**What you are asked to do**:
Your output is the line containing "Enumerate this screenshot's" plus all lines after it to the end of the records, reproduced exactly, with nothing else.

**Data**:
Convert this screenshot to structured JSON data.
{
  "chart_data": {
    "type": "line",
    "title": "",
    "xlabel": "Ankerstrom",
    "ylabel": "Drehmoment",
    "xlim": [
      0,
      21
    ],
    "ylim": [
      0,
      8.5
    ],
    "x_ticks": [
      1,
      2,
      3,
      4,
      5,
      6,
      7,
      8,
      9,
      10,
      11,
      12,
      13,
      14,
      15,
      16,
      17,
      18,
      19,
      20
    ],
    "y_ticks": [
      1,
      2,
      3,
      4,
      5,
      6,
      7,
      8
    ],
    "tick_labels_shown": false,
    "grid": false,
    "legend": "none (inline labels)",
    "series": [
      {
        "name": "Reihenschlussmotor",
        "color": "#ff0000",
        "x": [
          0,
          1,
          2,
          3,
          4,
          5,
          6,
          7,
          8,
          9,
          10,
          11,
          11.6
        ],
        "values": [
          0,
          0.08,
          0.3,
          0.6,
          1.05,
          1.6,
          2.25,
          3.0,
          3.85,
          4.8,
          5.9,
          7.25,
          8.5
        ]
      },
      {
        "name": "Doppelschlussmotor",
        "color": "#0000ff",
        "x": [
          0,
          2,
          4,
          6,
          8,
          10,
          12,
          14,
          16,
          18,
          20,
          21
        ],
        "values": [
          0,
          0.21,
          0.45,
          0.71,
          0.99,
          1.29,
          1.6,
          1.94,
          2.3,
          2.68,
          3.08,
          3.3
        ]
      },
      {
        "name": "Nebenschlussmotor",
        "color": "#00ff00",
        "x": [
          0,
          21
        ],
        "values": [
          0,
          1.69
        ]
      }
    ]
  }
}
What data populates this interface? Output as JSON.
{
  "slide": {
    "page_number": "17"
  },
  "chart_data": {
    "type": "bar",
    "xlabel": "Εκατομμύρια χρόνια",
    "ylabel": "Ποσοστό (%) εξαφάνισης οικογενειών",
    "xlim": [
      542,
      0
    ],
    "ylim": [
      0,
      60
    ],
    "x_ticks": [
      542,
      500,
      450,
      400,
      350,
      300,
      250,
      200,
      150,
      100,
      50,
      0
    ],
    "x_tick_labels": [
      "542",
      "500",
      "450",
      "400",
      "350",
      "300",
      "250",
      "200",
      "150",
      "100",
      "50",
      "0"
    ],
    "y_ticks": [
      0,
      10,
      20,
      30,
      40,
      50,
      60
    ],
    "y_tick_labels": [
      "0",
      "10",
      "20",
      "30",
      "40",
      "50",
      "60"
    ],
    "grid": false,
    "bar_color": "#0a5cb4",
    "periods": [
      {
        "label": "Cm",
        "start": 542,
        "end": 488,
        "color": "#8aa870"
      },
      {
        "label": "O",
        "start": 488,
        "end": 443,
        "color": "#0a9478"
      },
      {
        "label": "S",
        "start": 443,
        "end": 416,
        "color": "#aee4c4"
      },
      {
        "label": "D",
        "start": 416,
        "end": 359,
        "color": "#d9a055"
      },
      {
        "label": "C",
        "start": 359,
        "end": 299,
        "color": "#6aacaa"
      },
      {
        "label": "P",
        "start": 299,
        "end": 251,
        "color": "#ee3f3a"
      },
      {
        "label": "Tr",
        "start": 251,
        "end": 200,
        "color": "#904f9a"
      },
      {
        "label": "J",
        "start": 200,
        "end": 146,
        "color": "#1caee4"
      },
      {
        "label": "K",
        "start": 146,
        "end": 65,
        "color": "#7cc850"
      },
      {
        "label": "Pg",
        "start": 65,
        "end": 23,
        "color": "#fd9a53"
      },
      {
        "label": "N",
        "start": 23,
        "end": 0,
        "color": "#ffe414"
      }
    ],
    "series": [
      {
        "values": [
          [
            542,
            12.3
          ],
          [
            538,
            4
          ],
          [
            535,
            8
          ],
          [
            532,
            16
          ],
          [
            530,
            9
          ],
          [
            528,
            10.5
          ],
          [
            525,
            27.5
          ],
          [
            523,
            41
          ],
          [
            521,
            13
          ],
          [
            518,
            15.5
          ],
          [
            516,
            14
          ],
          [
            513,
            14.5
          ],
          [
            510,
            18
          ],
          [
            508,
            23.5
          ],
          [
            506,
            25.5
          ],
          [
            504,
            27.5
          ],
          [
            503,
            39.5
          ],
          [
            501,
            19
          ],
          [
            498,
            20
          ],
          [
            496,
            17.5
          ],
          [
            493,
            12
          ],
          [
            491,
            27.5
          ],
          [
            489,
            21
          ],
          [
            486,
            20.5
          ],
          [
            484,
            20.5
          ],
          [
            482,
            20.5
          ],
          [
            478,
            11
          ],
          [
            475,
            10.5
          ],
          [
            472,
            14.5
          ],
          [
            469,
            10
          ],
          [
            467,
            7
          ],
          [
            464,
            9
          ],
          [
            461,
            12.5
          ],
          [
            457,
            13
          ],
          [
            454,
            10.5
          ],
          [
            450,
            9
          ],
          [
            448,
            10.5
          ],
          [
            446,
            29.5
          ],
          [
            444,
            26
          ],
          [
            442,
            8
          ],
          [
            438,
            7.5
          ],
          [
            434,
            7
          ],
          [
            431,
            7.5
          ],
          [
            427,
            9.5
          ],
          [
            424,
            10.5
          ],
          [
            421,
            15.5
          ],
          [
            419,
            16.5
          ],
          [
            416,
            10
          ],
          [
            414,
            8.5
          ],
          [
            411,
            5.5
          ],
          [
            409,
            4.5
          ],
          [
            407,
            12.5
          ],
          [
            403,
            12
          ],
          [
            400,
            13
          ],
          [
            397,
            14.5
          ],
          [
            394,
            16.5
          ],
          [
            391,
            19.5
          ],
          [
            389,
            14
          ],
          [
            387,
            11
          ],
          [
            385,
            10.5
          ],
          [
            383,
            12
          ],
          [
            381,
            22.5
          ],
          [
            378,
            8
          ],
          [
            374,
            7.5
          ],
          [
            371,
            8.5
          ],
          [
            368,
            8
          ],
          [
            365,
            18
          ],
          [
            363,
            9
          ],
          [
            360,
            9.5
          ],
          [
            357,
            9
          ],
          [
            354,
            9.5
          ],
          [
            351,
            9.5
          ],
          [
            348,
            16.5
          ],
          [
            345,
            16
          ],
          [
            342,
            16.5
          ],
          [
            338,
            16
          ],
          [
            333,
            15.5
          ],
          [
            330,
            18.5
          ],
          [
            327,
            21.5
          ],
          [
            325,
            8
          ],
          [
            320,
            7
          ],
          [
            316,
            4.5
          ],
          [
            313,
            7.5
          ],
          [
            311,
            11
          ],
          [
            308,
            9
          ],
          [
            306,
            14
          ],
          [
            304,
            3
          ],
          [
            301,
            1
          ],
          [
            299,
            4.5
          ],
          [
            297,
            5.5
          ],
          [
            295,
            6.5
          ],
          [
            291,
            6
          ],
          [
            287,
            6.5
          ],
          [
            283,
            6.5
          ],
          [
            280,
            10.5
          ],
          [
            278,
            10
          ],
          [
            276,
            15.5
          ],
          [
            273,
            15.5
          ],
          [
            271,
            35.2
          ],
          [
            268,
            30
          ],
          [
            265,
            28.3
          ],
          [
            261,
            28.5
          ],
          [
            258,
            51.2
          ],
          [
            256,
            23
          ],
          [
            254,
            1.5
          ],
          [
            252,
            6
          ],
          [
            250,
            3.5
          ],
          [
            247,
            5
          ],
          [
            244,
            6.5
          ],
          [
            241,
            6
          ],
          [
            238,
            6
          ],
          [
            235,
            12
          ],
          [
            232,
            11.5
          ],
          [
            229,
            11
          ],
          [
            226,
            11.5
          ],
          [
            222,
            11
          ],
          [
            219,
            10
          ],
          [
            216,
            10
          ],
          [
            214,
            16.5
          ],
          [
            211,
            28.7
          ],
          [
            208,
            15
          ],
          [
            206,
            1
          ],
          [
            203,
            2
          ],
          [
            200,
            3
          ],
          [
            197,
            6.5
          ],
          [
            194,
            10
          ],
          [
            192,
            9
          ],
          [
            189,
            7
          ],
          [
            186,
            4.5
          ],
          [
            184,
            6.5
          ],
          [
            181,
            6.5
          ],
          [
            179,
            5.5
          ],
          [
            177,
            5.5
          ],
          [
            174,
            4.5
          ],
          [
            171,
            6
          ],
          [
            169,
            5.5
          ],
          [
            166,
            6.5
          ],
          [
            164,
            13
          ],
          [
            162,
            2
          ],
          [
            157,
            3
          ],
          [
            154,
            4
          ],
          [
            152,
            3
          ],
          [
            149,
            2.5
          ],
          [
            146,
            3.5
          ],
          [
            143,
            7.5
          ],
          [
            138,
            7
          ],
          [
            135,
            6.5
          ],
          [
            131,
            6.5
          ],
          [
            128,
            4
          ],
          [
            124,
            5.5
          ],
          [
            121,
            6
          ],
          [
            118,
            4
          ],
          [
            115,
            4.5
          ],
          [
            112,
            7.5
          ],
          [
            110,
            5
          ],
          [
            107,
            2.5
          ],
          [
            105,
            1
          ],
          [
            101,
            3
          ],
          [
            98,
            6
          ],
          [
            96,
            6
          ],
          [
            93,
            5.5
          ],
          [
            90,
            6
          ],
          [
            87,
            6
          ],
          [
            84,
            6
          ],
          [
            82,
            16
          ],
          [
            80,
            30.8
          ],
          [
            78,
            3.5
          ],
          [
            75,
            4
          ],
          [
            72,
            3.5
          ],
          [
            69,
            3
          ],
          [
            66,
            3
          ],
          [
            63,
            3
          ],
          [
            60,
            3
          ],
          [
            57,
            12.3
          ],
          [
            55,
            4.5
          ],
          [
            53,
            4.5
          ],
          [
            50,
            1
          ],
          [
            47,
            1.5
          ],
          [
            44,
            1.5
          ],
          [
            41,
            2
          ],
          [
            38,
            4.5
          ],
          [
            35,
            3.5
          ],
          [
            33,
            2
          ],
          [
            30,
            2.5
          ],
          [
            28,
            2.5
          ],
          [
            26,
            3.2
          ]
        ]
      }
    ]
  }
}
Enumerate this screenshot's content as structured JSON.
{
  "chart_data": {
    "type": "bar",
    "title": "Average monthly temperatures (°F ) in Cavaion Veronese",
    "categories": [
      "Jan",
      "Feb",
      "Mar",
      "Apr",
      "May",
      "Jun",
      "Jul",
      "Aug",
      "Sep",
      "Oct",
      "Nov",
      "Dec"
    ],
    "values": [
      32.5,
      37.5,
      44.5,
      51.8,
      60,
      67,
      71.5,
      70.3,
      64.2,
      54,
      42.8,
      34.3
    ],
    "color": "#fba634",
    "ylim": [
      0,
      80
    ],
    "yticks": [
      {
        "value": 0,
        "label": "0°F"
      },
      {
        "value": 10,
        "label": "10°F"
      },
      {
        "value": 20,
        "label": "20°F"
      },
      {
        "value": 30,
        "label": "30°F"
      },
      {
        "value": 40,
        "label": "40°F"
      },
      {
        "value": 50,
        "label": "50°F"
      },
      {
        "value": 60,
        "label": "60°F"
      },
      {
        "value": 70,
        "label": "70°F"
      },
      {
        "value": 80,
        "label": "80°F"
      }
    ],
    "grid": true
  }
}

**Answer to the problem**:
Enumerate this screenshot's content as structured JSON.
{
  "chart_data": {
    "type": "bar",
    "title": "Average monthly temperatures (°F ) in Cavaion Veronese",
    "categories": [
      "Jan",
      "Feb",
      "Mar",
      "Apr",
      "May",
      "Jun",
      "Jul",
      "Aug",
      "Sep",
      "Oct",
      "Nov",
      "Dec"
    ],
    "values": [
      32.5,
      37.5,
      44.5,
      51.8,
      60,
      67,
      71.5,
      70.3,
      64.2,
      54,
      42.8,
      34.3
    ],
    "color": "#fba634",
    "ylim": [
      0,
      80
    ],
    "yticks": [
      {
        "value": 0,
        "label": "0°F"
      },
      {
        "value": 10,
        "label": "10°F"
      },
      {
        "value": 20,
        "label": "20°F"
      },
      {
        "value": 30,
        "label": "30°F"
      },
      {
        "value": 40,
        "label": "40°F"
      },
      {
        "value": 50,
        "label": "50°F"
      },
      {
        "value": 60,
        "label": "60°F"
      },
      {
        "value": 70,
        "label": "70°F"
      },
      {
        "value": 80,
        "label": "80°F"
      }
    ],
    "grid": true
  }
}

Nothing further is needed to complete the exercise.